--- Data for this task ---
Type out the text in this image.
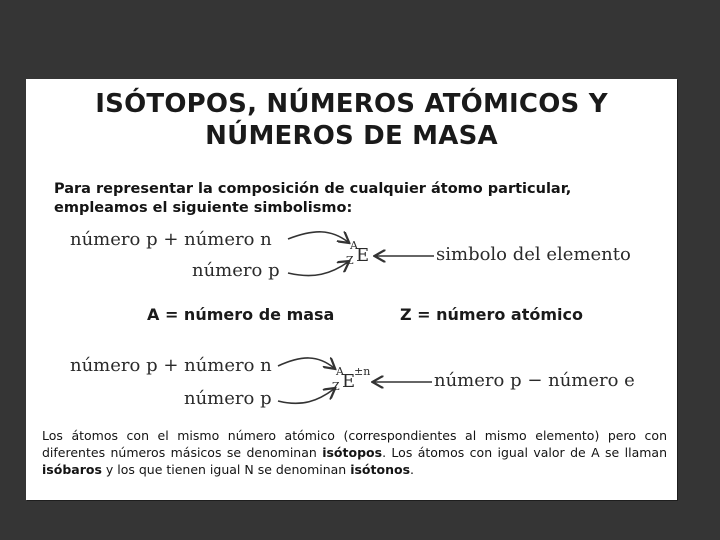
ISÓTOPOS, NÚMEROS ATÓMICOS Y
NÚMEROS DE MASA

Para representar la composición de cualquier átomo particular,
empleamos el siguiente simbolismo:

número p + número n
número p
A
Z E	simbolo del elemento

A = número de masa	Z = número atómico

número p + número n
número p
A
Z E
±n	número p − número e

Los átomos con el mismo número atómico (correspondientes al mismo elemento) pero con diferentes números másicos se denominan isótopos. Los átomos con igual valor de A se llaman isóbaros y los que tienen igual N se denominan isótonos.
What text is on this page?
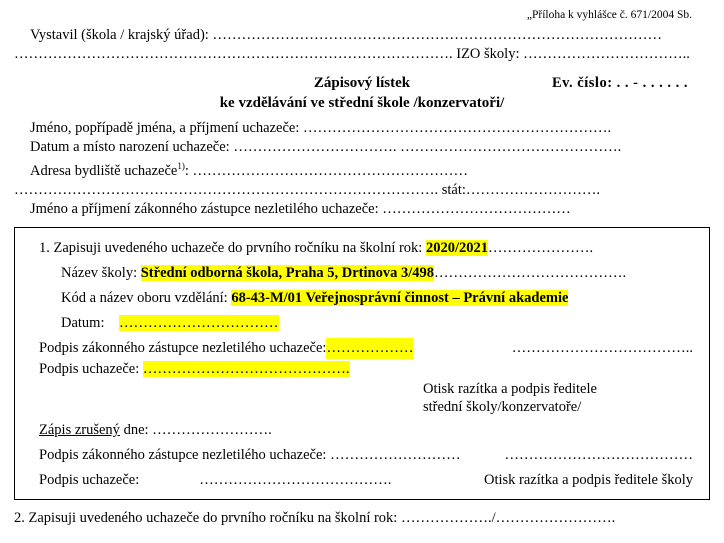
„Příloha k vyhlášce č. 671/2004 Sb.
Vystavil (škola / krajský úřad): …………………………………………………………………………………
………………………………………………………………………………. IZO školy: ……………………………..
Zápisový lístek	Ev. číslo: . . - . . . . . .
ke vzdělávání ve střední škole /konzervatoři/
Jméno, popřípadě jména, a příjmení uchazeče: ……………………………………………………….
Datum a místo narození uchazeče: ……………………………. ……………………………………….
Adresa bydliště uchazeče$^{1)}$: …………………………………………………
……………………………………………………………………………. stát:……………………….
Jméno a příjmení zákonného zástupce nezletilého uchazeče: …………………………………
1. Zapisuji uvedeného uchazeče do prvního ročníku na školní rok: 2020/2021………………….
Název školy: Střední odborná škola, Praha 5, Drtinova 3/498………………………………….
Kód a název oboru vzdělání: 68-43-M/01 Veřejnosprávní činnost – Právní akademie
Datum: ……………………………
Podpis zákonného zástupce nezletilého uchazeče: ………………	………………………………..
Podpis uchazeče: …………………………………….
Otisk razítka a podpis ředitele
střední školy/konzervatoře/
Zápis zrušený dne: …………………….
Podpis zákonného zástupce nezletilého uchazeče: ………………………	…………………………………
Podpis uchazeče:	………………………………….	Otisk razítka a podpis ředitele školy
2. Zapisuji uvedeného uchazeče do prvního ročníku na školní rok: ………………./…………………….
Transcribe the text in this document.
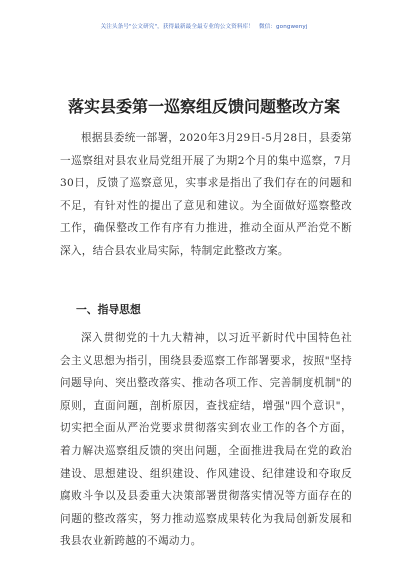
关注头条号"公文研究"，获得最新最全最专业的公文资料库！ 微信：gongwenyj
落实县委第一巡察组反馈问题整改方案

根据县委统一部署，2020年3月29日-5月28日，县委第一巡察组对县农业局党组开展了为期2个月的集中巡察，7月30日，反馈了巡察意见，实事求是指出了我们存在的问题和不足，有针对性的提出了意见和建议。为全面做好巡察整改工作，确保整改工作有序有力推进，推动全面从严治党不断深入，结合县农业局实际，特制定此整改方案。

一、指导思想

深入贯彻党的十九大精神，以习近平新时代中国特色社会主义思想为指引，围绕县委巡察工作部署要求，按照"坚持问题导向、突出整改落实、推动各项工作、完善制度机制"的原则，直面问题，剖析原因，查找症结，增强"四个意识"，切实把全面从严治党要求贯彻落实到农业工作的各个方面，着力解决巡察组反馈的突出问题，全面推进我局在党的政治建设、思想建设、组织建设、作风建设、纪律建设和夺取反腐败斗争以及县委重大决策部署贯彻落实情况等方面存在的问题的整改落实，努力推动巡察成果转化为我局创新发展和我县农业新跨越的不竭动力。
---
• [What the task requires]
Make an exact copy of the lines of the records from the line containing "Transcribe the text in this document." through the final line, both ends included, but not of the pictures.

• [Task output]
Transcribe the text in this document.
关注头条号"公文研究"，获得最新最全最专业的公文资料库！ 微信：gongwenyj
落实县委第一巡察组反馈问题整改方案

根据县委统一部署，2020年3月29日-5月28日，县委第一巡察组对县农业局党组开展了为期2个月的集中巡察，7月30日，反馈了巡察意见，实事求是指出了我们存在的问题和不足，有针对性的提出了意见和建议。为全面做好巡察整改工作，确保整改工作有序有力推进，推动全面从严治党不断深入，结合县农业局实际，特制定此整改方案。

一、指导思想

深入贯彻党的十九大精神，以习近平新时代中国特色社会主义思想为指引，围绕县委巡察工作部署要求，按照"坚持问题导向、突出整改落实、推动各项工作、完善制度机制"的原则，直面问题，剖析原因，查找症结，增强"四个意识"，切实把全面从严治党要求贯彻落实到农业工作的各个方面，着力解决巡察组反馈的突出问题，全面推进我局在党的政治建设、思想建设、组织建设、作风建设、纪律建设和夺取反腐败斗争以及县委重大决策部署贯彻落实情况等方面存在的问题的整改落实，努力推动巡察成果转化为我局创新发展和我县农业新跨越的不竭动力。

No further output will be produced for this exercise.